***** Data for processing
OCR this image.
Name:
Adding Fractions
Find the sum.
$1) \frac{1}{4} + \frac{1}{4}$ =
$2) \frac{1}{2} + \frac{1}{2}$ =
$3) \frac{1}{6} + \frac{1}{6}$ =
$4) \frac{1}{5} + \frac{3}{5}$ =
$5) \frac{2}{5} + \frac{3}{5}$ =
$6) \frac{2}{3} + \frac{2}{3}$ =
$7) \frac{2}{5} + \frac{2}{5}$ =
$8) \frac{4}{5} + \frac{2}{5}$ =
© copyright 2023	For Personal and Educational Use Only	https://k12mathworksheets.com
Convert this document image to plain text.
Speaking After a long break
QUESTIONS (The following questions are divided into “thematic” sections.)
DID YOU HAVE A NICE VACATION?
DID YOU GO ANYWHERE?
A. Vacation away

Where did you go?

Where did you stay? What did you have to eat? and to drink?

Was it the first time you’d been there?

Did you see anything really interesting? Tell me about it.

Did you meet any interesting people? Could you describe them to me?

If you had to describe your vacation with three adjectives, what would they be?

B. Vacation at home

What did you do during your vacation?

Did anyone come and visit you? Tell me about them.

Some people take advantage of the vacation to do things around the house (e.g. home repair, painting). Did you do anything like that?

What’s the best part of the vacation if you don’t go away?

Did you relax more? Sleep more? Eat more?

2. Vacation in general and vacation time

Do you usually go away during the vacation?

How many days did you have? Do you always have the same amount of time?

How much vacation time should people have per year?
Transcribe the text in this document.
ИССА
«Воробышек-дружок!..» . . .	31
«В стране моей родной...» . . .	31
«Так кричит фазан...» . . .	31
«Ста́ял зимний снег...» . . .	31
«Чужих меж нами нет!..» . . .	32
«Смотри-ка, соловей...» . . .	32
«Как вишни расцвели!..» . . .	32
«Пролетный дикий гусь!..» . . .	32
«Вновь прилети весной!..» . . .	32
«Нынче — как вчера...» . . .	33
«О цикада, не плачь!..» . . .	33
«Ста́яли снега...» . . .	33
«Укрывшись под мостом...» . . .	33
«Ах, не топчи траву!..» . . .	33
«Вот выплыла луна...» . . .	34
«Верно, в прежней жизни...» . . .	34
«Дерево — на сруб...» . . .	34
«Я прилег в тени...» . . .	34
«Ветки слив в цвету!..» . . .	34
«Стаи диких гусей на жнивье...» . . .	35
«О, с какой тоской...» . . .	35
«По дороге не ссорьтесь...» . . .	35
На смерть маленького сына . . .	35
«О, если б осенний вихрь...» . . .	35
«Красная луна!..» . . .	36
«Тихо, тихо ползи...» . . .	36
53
**********
--- Request ---
Determine the number of lines in the records that include the string "your", and respond with that number only.

--- Exercise result ---
2